PROBLEM TO WORK ON
Provide the count of lines that hold "text" and no other output.

#### DATA LINES

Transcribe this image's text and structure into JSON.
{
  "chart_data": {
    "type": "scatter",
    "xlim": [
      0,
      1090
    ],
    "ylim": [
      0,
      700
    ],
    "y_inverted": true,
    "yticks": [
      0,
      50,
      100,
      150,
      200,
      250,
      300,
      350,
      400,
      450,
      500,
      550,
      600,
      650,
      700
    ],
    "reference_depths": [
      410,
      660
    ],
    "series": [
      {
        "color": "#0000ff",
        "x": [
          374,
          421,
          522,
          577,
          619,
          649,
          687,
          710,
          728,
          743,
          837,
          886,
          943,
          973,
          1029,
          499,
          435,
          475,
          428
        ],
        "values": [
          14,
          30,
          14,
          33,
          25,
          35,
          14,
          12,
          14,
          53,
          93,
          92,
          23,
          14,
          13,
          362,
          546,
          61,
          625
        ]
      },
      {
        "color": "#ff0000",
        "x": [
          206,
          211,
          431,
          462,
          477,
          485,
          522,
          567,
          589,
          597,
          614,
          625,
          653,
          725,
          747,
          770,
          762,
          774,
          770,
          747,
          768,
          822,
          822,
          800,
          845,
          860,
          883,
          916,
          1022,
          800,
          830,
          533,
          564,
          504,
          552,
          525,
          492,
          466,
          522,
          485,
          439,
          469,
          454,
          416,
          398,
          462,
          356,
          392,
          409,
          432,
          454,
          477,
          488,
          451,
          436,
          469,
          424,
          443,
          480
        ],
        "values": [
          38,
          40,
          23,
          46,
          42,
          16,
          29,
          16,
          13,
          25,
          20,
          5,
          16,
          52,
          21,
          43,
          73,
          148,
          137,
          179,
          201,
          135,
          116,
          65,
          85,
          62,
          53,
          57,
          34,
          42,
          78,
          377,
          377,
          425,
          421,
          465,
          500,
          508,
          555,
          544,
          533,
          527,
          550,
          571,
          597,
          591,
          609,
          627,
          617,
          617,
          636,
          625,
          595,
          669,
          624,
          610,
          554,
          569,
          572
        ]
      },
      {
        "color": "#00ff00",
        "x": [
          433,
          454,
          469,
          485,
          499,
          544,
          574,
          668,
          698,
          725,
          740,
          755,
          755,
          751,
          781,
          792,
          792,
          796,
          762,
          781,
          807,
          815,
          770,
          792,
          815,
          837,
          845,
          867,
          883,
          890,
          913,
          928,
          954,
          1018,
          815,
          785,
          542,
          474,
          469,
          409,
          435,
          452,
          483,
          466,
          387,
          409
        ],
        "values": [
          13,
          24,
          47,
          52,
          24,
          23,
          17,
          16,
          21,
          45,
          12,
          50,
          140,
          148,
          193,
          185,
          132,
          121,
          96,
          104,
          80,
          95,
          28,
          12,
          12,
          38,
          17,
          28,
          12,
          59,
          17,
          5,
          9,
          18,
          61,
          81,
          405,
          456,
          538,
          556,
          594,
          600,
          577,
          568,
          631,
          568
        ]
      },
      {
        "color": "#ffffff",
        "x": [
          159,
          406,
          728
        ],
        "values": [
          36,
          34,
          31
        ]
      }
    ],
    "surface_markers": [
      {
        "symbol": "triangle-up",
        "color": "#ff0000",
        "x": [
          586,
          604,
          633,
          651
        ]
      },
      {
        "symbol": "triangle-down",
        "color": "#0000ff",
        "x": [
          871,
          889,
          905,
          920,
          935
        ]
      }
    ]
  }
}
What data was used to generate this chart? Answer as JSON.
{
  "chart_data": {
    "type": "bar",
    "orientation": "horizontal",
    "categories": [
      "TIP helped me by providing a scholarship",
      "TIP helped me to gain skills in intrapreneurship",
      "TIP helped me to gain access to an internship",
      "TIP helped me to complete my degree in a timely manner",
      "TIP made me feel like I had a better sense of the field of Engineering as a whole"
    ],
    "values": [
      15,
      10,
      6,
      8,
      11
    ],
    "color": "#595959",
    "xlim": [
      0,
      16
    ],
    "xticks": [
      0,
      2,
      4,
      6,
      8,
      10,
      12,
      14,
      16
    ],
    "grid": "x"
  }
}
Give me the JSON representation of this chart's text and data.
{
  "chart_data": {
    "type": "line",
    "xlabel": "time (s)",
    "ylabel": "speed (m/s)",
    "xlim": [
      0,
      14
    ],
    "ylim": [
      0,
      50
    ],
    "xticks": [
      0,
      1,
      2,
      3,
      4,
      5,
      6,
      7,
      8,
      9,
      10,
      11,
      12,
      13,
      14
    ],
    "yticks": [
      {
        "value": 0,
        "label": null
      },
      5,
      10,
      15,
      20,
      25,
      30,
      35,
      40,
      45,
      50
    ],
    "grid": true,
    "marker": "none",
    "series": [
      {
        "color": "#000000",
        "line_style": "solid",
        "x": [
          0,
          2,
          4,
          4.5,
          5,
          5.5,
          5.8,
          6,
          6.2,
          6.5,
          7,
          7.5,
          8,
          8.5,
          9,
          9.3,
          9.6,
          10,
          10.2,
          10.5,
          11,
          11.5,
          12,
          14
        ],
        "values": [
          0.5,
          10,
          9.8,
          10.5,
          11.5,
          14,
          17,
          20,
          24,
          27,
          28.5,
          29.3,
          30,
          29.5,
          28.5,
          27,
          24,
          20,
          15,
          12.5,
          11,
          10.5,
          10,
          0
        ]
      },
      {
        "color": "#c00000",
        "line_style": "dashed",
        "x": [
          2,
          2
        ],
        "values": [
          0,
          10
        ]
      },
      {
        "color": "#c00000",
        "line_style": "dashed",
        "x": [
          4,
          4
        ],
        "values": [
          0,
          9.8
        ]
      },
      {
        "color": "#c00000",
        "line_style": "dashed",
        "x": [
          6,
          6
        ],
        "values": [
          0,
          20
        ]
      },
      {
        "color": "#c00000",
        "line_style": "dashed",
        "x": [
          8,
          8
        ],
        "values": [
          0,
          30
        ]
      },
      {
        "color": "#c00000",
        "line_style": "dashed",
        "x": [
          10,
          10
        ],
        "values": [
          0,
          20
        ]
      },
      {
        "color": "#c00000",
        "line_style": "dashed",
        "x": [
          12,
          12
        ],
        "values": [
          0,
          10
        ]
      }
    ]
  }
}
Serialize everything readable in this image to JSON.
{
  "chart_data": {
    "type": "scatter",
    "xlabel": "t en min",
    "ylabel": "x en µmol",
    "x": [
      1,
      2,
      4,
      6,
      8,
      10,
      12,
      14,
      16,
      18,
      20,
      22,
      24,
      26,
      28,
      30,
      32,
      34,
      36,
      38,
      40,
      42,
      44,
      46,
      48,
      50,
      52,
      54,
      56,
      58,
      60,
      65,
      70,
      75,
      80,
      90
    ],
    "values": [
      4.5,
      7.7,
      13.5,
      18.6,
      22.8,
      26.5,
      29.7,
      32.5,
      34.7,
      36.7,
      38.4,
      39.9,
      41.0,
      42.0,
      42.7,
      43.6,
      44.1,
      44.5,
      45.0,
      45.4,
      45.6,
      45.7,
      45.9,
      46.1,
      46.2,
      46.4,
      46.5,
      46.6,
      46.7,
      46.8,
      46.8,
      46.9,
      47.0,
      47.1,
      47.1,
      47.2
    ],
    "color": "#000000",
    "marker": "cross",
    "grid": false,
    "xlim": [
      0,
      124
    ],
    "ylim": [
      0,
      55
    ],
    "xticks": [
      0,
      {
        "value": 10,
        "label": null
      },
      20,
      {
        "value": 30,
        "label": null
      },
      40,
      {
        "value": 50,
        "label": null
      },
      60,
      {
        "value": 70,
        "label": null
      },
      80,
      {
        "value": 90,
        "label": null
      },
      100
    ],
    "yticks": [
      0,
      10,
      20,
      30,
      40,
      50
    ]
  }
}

########

RESPONSE
2